▶ GOAL
Count every line that has the word "this" in it; give no more than the number.

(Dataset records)
========================================================================

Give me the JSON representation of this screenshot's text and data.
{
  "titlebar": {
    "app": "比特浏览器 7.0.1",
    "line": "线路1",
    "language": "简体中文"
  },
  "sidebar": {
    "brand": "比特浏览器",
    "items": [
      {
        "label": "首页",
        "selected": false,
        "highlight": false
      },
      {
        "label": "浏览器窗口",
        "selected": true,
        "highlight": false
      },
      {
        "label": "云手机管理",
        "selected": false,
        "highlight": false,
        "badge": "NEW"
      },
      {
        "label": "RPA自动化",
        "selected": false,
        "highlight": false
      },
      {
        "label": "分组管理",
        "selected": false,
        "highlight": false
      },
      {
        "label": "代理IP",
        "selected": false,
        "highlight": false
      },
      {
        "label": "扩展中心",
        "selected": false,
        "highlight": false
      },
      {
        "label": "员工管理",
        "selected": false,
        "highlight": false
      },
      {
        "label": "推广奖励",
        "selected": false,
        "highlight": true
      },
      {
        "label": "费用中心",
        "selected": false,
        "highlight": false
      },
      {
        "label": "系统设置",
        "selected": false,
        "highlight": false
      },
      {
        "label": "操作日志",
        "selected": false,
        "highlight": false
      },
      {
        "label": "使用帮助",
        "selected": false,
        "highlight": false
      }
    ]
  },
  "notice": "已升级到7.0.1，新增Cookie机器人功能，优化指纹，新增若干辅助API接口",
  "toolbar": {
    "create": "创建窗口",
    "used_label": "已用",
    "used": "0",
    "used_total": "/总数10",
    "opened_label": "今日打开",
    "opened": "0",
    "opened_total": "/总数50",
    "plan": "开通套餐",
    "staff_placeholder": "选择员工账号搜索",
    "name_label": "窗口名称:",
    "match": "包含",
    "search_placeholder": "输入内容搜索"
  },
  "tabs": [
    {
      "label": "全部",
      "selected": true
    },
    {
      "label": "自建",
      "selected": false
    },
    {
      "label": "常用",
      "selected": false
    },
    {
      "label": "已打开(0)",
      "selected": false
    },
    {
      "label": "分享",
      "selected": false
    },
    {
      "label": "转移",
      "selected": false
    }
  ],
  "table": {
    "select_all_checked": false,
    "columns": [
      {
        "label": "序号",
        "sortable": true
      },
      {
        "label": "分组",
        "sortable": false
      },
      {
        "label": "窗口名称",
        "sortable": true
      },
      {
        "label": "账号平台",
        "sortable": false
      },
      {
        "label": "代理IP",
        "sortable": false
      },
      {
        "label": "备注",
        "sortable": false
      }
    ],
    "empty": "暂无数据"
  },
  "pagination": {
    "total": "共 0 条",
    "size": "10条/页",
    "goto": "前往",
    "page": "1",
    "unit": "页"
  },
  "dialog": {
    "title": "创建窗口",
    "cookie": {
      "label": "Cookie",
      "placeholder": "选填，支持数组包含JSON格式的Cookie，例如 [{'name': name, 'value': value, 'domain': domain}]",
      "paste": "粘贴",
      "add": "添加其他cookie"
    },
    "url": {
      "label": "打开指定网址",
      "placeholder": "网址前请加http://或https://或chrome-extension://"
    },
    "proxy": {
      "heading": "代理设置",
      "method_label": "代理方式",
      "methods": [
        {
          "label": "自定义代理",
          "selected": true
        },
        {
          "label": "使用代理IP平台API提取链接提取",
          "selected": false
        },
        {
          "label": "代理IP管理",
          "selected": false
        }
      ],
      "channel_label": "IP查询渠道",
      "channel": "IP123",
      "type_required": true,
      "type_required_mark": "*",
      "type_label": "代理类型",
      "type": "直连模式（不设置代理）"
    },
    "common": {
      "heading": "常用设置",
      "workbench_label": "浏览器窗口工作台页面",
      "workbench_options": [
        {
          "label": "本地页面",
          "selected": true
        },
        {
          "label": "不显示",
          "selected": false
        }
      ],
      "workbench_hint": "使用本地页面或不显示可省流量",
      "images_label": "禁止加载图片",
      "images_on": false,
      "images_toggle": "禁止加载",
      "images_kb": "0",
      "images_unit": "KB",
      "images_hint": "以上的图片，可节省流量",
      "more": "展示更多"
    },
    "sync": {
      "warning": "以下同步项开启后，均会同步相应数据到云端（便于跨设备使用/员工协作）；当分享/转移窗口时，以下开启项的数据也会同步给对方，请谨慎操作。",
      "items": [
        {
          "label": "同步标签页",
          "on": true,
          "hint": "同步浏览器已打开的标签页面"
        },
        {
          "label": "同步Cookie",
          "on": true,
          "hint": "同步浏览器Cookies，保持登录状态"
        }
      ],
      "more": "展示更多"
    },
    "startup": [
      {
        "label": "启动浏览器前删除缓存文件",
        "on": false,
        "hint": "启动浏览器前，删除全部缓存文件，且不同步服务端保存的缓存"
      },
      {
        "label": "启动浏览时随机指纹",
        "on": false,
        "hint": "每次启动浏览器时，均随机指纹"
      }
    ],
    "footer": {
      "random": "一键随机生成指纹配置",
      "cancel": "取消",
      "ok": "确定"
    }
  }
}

========================================================================

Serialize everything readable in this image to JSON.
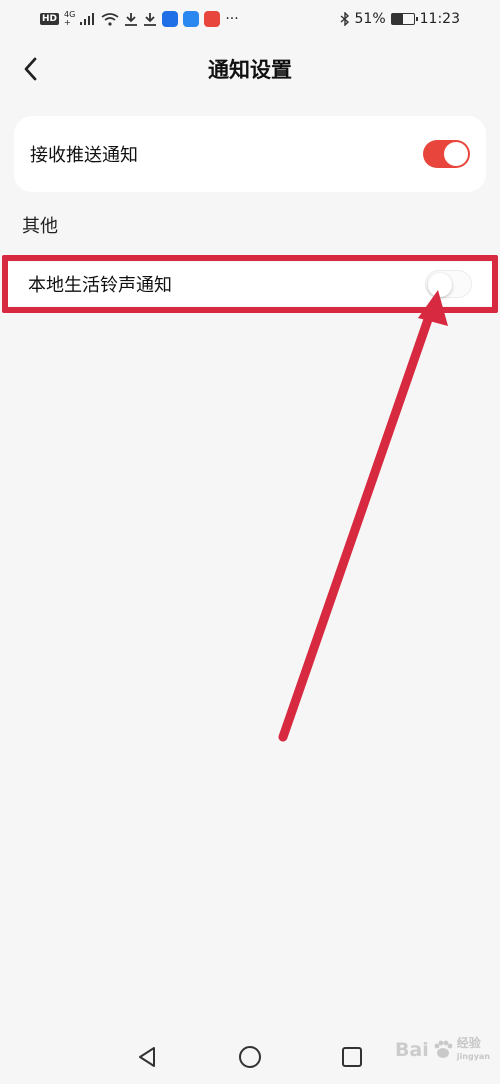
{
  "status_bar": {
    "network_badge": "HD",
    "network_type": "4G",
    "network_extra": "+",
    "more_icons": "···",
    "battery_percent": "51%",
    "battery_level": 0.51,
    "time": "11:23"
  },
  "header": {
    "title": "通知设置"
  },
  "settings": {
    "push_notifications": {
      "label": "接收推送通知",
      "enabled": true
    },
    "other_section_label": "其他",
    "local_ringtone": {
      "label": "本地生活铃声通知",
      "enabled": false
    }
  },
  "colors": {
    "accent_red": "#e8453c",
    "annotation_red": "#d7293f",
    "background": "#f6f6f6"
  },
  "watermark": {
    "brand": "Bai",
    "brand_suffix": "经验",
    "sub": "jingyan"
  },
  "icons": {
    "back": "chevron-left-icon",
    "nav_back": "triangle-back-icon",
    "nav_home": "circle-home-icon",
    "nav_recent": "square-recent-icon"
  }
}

========================================================================

▶ THE SOLUTION
2